Figure collection entries:
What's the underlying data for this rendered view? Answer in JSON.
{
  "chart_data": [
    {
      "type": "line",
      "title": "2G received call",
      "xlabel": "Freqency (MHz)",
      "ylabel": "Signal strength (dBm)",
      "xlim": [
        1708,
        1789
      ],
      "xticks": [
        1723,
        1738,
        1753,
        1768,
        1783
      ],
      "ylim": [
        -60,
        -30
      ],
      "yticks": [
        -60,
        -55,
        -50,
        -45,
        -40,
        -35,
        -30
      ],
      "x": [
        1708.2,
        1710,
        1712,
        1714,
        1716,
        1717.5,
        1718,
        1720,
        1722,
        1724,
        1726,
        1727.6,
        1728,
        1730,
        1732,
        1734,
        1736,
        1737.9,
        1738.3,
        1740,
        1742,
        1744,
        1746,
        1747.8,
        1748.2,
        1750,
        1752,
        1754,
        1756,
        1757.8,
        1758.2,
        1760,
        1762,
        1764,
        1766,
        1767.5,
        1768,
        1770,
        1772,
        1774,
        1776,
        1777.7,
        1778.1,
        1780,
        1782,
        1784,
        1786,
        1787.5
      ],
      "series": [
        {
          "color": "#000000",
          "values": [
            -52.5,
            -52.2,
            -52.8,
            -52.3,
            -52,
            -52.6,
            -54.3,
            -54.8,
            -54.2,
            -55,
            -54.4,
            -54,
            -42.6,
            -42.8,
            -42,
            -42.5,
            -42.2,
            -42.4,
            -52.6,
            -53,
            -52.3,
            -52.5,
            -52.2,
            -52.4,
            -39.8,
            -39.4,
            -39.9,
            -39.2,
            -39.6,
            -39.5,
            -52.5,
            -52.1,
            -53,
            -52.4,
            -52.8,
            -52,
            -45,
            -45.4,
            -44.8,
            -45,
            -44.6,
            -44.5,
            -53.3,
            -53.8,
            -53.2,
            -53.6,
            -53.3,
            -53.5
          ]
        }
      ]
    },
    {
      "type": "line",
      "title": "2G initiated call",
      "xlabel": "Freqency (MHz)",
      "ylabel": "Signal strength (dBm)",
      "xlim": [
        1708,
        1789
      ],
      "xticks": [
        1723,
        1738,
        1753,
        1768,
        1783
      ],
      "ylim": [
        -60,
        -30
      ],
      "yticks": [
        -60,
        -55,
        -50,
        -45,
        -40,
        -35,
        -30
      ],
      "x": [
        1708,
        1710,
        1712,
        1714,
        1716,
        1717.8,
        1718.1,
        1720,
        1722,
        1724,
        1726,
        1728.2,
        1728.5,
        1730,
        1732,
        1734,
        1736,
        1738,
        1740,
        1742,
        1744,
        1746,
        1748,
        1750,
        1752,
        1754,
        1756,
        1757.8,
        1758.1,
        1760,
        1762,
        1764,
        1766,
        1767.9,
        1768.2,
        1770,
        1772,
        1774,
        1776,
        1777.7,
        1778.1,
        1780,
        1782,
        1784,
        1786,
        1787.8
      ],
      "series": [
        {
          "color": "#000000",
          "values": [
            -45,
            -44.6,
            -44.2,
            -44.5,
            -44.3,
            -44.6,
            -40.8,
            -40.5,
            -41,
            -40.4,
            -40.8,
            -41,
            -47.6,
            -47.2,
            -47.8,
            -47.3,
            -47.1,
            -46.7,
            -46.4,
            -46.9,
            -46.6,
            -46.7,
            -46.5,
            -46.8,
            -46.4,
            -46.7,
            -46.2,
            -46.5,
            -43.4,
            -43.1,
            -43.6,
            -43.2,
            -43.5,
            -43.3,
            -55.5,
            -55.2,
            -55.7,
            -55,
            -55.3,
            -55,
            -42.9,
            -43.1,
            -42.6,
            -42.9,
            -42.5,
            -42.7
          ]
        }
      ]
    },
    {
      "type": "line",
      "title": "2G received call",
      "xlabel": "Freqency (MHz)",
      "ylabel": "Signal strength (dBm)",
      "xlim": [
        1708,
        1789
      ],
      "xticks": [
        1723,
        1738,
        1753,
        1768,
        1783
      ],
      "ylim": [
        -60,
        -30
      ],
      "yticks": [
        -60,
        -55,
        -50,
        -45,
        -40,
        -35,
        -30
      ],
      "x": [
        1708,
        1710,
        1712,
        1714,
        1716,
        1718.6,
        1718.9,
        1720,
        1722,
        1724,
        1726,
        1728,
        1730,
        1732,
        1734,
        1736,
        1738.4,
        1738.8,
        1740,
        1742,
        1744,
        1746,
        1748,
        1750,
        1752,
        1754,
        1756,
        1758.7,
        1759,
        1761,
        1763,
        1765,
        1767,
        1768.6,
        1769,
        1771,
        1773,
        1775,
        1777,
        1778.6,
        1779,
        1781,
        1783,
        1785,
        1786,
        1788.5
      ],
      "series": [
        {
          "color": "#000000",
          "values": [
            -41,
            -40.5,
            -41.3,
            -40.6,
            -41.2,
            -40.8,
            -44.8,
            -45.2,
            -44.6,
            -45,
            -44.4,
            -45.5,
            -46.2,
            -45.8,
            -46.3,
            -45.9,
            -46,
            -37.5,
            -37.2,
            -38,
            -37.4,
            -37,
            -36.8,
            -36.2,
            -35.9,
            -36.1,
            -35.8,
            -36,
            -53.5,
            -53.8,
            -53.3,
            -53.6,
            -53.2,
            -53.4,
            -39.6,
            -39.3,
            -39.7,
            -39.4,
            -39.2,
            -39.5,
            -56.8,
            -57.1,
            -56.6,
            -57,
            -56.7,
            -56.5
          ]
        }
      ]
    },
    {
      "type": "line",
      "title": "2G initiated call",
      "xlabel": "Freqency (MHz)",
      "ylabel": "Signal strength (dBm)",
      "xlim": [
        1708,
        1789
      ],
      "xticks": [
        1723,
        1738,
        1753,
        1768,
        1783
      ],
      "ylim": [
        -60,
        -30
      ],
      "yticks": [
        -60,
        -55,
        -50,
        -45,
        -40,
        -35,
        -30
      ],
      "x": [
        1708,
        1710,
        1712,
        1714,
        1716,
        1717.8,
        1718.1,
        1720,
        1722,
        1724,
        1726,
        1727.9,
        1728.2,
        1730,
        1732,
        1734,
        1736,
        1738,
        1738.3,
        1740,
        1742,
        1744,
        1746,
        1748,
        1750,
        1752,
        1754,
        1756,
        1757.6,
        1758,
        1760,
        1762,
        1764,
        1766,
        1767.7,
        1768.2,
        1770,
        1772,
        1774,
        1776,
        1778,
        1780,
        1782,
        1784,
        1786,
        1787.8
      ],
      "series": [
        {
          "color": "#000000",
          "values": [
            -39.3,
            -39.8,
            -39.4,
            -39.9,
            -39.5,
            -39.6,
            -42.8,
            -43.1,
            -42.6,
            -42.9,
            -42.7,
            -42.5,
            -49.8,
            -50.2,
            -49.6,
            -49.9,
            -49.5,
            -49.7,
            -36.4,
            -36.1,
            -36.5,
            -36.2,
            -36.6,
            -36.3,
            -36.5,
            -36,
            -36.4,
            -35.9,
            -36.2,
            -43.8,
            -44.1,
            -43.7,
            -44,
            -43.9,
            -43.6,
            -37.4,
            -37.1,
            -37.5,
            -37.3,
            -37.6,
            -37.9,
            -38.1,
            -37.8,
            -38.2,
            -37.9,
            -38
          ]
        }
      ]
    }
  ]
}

*What to do:*
Return all of the data word for word.

*Full output:*
What's the underlying data for this rendered view? Answer in JSON.
{
  "chart_data": [
    {
      "type": "line",
      "title": "2G received call",
      "xlabel": "Freqency (MHz)",
      "ylabel": "Signal strength (dBm)",
      "xlim": [
        1708,
        1789
      ],
      "xticks": [
        1723,
        1738,
        1753,
        1768,
        1783
      ],
      "ylim": [
        -60,
        -30
      ],
      "yticks": [
        -60,
        -55,
        -50,
        -45,
        -40,
        -35,
        -30
      ],
      "x": [
        1708.2,
        1710,
        1712,
        1714,
        1716,
        1717.5,
        1718,
        1720,
        1722,
        1724,
        1726,
        1727.6,
        1728,
        1730,
        1732,
        1734,
        1736,
        1737.9,
        1738.3,
        1740,
        1742,
        1744,
        1746,
        1747.8,
        1748.2,
        1750,
        1752,
        1754,
        1756,
        1757.8,
        1758.2,
        1760,
        1762,
        1764,
        1766,
        1767.5,
        1768,
        1770,
        1772,
        1774,
        1776,
        1777.7,
        1778.1,
        1780,
        1782,
        1784,
        1786,
        1787.5
      ],
      "series": [
        {
          "color": "#000000",
          "values": [
            -52.5,
            -52.2,
            -52.8,
            -52.3,
            -52,
            -52.6,
            -54.3,
            -54.8,
            -54.2,
            -55,
            -54.4,
            -54,
            -42.6,
            -42.8,
            -42,
            -42.5,
            -42.2,
            -42.4,
            -52.6,
            -53,
            -52.3,
            -52.5,
            -52.2,
            -52.4,
            -39.8,
            -39.4,
            -39.9,
            -39.2,
            -39.6,
            -39.5,
            -52.5,
            -52.1,
            -53,
            -52.4,
            -52.8,
            -52,
            -45,
            -45.4,
            -44.8,
            -45,
            -44.6,
            -44.5,
            -53.3,
            -53.8,
            -53.2,
            -53.6,
            -53.3,
            -53.5
          ]
        }
      ]
    },
    {
      "type": "line",
      "title": "2G initiated call",
      "xlabel": "Freqency (MHz)",
      "ylabel": "Signal strength (dBm)",
      "xlim": [
        1708,
        1789
      ],
      "xticks": [
        1723,
        1738,
        1753,
        1768,
        1783
      ],
      "ylim": [
        -60,
        -30
      ],
      "yticks": [
        -60,
        -55,
        -50,
        -45,
        -40,
        -35,
        -30
      ],
      "x": [
        1708,
        1710,
        1712,
        1714,
        1716,
        1717.8,
        1718.1,
        1720,
        1722,
        1724,
        1726,
        1728.2,
        1728.5,
        1730,
        1732,
        1734,
        1736,
        1738,
        1740,
        1742,
        1744,
        1746,
        1748,
        1750,
        1752,
        1754,
        1756,
        1757.8,
        1758.1,
        1760,
        1762,
        1764,
        1766,
        1767.9,
        1768.2,
        1770,
        1772,
        1774,
        1776,
        1777.7,
        1778.1,
        1780,
        1782,
        1784,
        1786,
        1787.8
      ],
      "series": [
        {
          "color": "#000000",
          "values": [
            -45,
            -44.6,
            -44.2,
            -44.5,
            -44.3,
            -44.6,
            -40.8,
            -40.5,
            -41,
            -40.4,
            -40.8,
            -41,
            -47.6,
            -47.2,
            -47.8,
            -47.3,
            -47.1,
            -46.7,
            -46.4,
            -46.9,
            -46.6,
            -46.7,
            -46.5,
            -46.8,
            -46.4,
            -46.7,
            -46.2,
            -46.5,
            -43.4,
            -43.1,
            -43.6,
            -43.2,
            -43.5,
            -43.3,
            -55.5,
            -55.2,
            -55.7,
            -55,
            -55.3,
            -55,
            -42.9,
            -43.1,
            -42.6,
            -42.9,
            -42.5,
            -42.7
          ]
        }
      ]
    },
    {
      "type": "line",
      "title": "2G received call",
      "xlabel": "Freqency (MHz)",
      "ylabel": "Signal strength (dBm)",
      "xlim": [
        1708,
        1789
      ],
      "xticks": [
        1723,
        1738,
        1753,
        1768,
        1783
      ],
      "ylim": [
        -60,
        -30
      ],
      "yticks": [
        -60,
        -55,
        -50,
        -45,
        -40,
        -35,
        -30
      ],
      "x": [
        1708,
        1710,
        1712,
        1714,
        1716,
        1718.6,
        1718.9,
        1720,
        1722,
        1724,
        1726,
        1728,
        1730,
        1732,
        1734,
        1736,
        1738.4,
        1738.8,
        1740,
        1742,
        1744,
        1746,
        1748,
        1750,
        1752,
        1754,
        1756,
        1758.7,
        1759,
        1761,
        1763,
        1765,
        1767,
        1768.6,
        1769,
        1771,
        1773,
        1775,
        1777,
        1778.6,
        1779,
        1781,
        1783,
        1785,
        1786,
        1788.5
      ],
      "series": [
        {
          "color": "#000000",
          "values": [
            -41,
            -40.5,
            -41.3,
            -40.6,
            -41.2,
            -40.8,
            -44.8,
            -45.2,
            -44.6,
            -45,
            -44.4,
            -45.5,
            -46.2,
            -45.8,
            -46.3,
            -45.9,
            -46,
            -37.5,
            -37.2,
            -38,
            -37.4,
            -37,
            -36.8,
            -36.2,
            -35.9,
            -36.1,
            -35.8,
            -36,
            -53.5,
            -53.8,
            -53.3,
            -53.6,
            -53.2,
            -53.4,
            -39.6,
            -39.3,
            -39.7,
            -39.4,
            -39.2,
            -39.5,
            -56.8,
            -57.1,
            -56.6,
            -57,
            -56.7,
            -56.5
          ]
        }
      ]
    },
    {
      "type": "line",
      "title": "2G initiated call",
      "xlabel": "Freqency (MHz)",
      "ylabel": "Signal strength (dBm)",
      "xlim": [
        1708,
        1789
      ],
      "xticks": [
        1723,
        1738,
        1753,
        1768,
        1783
      ],
      "ylim": [
        -60,
        -30
      ],
      "yticks": [
        -60,
        -55,
        -50,
        -45,
        -40,
        -35,
        -30
      ],
      "x": [
        1708,
        1710,
        1712,
        1714,
        1716,
        1717.8,
        1718.1,
        1720,
        1722,
        1724,
        1726,
        1727.9,
        1728.2,
        1730,
        1732,
        1734,
        1736,
        1738,
        1738.3,
        1740,
        1742,
        1744,
        1746,
        1748,
        1750,
        1752,
        1754,
        1756,
        1757.6,
        1758,
        1760,
        1762,
        1764,
        1766,
        1767.7,
        1768.2,
        1770,
        1772,
        1774,
        1776,
        1778,
        1780,
        1782,
        1784,
        1786,
        1787.8
      ],
      "series": [
        {
          "color": "#000000",
          "values": [
            -39.3,
            -39.8,
            -39.4,
            -39.9,
            -39.5,
            -39.6,
            -42.8,
            -43.1,
            -42.6,
            -42.9,
            -42.7,
            -42.5,
            -49.8,
            -50.2,
            -49.6,
            -49.9,
            -49.5,
            -49.7,
            -36.4,
            -36.1,
            -36.5,
            -36.2,
            -36.6,
            -36.3,
            -36.5,
            -36,
            -36.4,
            -35.9,
            -36.2,
            -43.8,
            -44.1,
            -43.7,
            -44,
            -43.9,
            -43.6,
            -37.4,
            -37.1,
            -37.5,
            -37.3,
            -37.6,
            -37.9,
            -38.1,
            -37.8,
            -38.2,
            -37.9,
            -38
          ]
        }
      ]
    }
  ]
}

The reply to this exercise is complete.